_WRITTEN EXERCISE:_ Write out all of the lines below, exactly and completely.

* BEGIN STORED DATA *

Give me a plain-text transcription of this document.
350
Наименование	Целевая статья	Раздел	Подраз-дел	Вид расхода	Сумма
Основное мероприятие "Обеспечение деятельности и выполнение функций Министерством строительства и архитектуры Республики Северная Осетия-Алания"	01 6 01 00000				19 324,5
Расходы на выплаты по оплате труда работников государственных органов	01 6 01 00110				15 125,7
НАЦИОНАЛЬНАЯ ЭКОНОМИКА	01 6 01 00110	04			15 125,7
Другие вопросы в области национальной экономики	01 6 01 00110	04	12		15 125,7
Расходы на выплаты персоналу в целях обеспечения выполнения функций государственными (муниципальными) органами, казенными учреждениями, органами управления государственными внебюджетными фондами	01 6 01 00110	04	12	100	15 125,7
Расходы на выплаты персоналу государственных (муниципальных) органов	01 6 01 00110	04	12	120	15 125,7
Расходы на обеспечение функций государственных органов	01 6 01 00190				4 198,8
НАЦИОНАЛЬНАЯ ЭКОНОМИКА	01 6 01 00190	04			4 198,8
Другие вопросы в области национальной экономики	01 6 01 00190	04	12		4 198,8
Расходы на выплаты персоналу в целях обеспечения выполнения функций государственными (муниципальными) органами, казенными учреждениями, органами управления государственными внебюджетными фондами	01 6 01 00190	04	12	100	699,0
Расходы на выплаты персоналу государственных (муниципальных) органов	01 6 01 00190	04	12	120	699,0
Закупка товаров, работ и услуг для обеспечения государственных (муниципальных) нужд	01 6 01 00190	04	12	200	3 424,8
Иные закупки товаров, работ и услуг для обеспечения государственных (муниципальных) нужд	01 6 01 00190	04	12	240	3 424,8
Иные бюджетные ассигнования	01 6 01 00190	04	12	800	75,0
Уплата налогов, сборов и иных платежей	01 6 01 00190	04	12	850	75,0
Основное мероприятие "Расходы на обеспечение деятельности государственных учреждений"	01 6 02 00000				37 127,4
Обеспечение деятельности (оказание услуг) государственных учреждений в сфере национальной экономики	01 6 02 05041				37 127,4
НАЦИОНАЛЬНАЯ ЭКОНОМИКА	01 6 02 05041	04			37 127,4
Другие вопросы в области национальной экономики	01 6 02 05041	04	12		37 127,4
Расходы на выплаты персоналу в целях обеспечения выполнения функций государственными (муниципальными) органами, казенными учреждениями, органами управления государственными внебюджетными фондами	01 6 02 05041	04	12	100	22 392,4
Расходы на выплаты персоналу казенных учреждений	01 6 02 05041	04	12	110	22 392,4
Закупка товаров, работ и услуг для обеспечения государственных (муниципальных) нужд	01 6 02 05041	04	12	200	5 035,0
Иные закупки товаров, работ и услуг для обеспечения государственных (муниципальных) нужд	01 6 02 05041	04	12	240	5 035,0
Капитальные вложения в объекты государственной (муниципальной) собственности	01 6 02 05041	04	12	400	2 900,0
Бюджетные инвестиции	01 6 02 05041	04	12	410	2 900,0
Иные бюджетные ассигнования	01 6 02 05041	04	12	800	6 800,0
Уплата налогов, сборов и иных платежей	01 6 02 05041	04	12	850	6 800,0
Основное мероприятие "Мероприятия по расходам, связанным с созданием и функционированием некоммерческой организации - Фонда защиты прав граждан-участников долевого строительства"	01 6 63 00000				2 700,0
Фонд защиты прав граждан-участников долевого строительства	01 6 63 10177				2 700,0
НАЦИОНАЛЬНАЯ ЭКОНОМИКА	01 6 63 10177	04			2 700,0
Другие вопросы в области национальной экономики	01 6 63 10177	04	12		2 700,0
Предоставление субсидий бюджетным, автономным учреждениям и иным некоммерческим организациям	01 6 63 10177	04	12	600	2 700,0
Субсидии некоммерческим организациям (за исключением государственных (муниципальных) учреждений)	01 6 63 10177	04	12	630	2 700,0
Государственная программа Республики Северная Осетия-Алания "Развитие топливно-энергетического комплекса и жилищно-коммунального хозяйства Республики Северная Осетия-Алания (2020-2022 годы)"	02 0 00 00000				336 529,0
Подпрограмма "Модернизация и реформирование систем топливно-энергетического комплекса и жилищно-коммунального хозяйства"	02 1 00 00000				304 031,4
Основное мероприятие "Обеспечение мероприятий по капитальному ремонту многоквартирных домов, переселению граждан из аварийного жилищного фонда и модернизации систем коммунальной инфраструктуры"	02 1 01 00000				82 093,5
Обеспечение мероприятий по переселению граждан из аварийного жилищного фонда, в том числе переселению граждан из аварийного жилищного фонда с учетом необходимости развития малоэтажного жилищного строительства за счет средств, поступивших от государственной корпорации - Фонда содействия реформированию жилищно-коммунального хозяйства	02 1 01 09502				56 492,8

* END STORED DATA *

_THE SOLUTION:_
Give me a plain-text transcription of this document.
350
Наименование	Целевая статья	Раздел	Подраз-дел	Вид расхода	Сумма
Основное мероприятие "Обеспечение деятельности и выполнение функций Министерством строительства и архитектуры Республики Северная Осетия-Алания"	01 6 01 00000				19 324,5
Расходы на выплаты по оплате труда работников государственных органов	01 6 01 00110				15 125,7
НАЦИОНАЛЬНАЯ ЭКОНОМИКА	01 6 01 00110	04			15 125,7
Другие вопросы в области национальной экономики	01 6 01 00110	04	12		15 125,7
Расходы на выплаты персоналу в целях обеспечения выполнения функций государственными (муниципальными) органами, казенными учреждениями, органами управления государственными внебюджетными фондами	01 6 01 00110	04	12	100	15 125,7
Расходы на выплаты персоналу государственных (муниципальных) органов	01 6 01 00110	04	12	120	15 125,7
Расходы на обеспечение функций государственных органов	01 6 01 00190				4 198,8
НАЦИОНАЛЬНАЯ ЭКОНОМИКА	01 6 01 00190	04			4 198,8
Другие вопросы в области национальной экономики	01 6 01 00190	04	12		4 198,8
Расходы на выплаты персоналу в целях обеспечения выполнения функций государственными (муниципальными) органами, казенными учреждениями, органами управления государственными внебюджетными фондами	01 6 01 00190	04	12	100	699,0
Расходы на выплаты персоналу государственных (муниципальных) органов	01 6 01 00190	04	12	120	699,0
Закупка товаров, работ и услуг для обеспечения государственных (муниципальных) нужд	01 6 01 00190	04	12	200	3 424,8
Иные закупки товаров, работ и услуг для обеспечения государственных (муниципальных) нужд	01 6 01 00190	04	12	240	3 424,8
Иные бюджетные ассигнования	01 6 01 00190	04	12	800	75,0
Уплата налогов, сборов и иных платежей	01 6 01 00190	04	12	850	75,0
Основное мероприятие "Расходы на обеспечение деятельности государственных учреждений"	01 6 02 00000				37 127,4
Обеспечение деятельности (оказание услуг) государственных учреждений в сфере национальной экономики	01 6 02 05041				37 127,4
НАЦИОНАЛЬНАЯ ЭКОНОМИКА	01 6 02 05041	04			37 127,4
Другие вопросы в области национальной экономики	01 6 02 05041	04	12		37 127,4
Расходы на выплаты персоналу в целях обеспечения выполнения функций государственными (муниципальными) органами, казенными учреждениями, органами управления государственными внебюджетными фондами	01 6 02 05041	04	12	100	22 392,4
Расходы на выплаты персоналу казенных учреждений	01 6 02 05041	04	12	110	22 392,4
Закупка товаров, работ и услуг для обеспечения государственных (муниципальных) нужд	01 6 02 05041	04	12	200	5 035,0
Иные закупки товаров, работ и услуг для обеспечения государственных (муниципальных) нужд	01 6 02 05041	04	12	240	5 035,0
Капитальные вложения в объекты государственной (муниципальной) собственности	01 6 02 05041	04	12	400	2 900,0
Бюджетные инвестиции	01 6 02 05041	04	12	410	2 900,0
Иные бюджетные ассигнования	01 6 02 05041	04	12	800	6 800,0
Уплата налогов, сборов и иных платежей	01 6 02 05041	04	12	850	6 800,0
Основное мероприятие "Мероприятия по расходам, связанным с созданием и функционированием некоммерческой организации - Фонда защиты прав граждан-участников долевого строительства"	01 6 63 00000				2 700,0
Фонд защиты прав граждан-участников долевого строительства	01 6 63 10177				2 700,0
НАЦИОНАЛЬНАЯ ЭКОНОМИКА	01 6 63 10177	04			2 700,0
Другие вопросы в области национальной экономики	01 6 63 10177	04	12		2 700,0
Предоставление субсидий бюджетным, автономным учреждениям и иным некоммерческим организациям	01 6 63 10177	04	12	600	2 700,0
Субсидии некоммерческим организациям (за исключением государственных (муниципальных) учреждений)	01 6 63 10177	04	12	630	2 700,0
Государственная программа Республики Северная Осетия-Алания "Развитие топливно-энергетического комплекса и жилищно-коммунального хозяйства Республики Северная Осетия-Алания (2020-2022 годы)"	02 0 00 00000				336 529,0
Подпрограмма "Модернизация и реформирование систем топливно-энергетического комплекса и жилищно-коммунального хозяйства"	02 1 00 00000				304 031,4
Основное мероприятие "Обеспечение мероприятий по капитальному ремонту многоквартирных домов, переселению граждан из аварийного жилищного фонда и модернизации систем коммунальной инфраструктуры"	02 1 01 00000				82 093,5
Обеспечение мероприятий по переселению граждан из аварийного жилищного фонда, в том числе переселению граждан из аварийного жилищного фонда с учетом необходимости развития малоэтажного жилищного строительства за счет средств, поступивших от государственной корпорации - Фонда содействия реформированию жилищно-коммунального хозяйства	02 1 01 09502				56 492,8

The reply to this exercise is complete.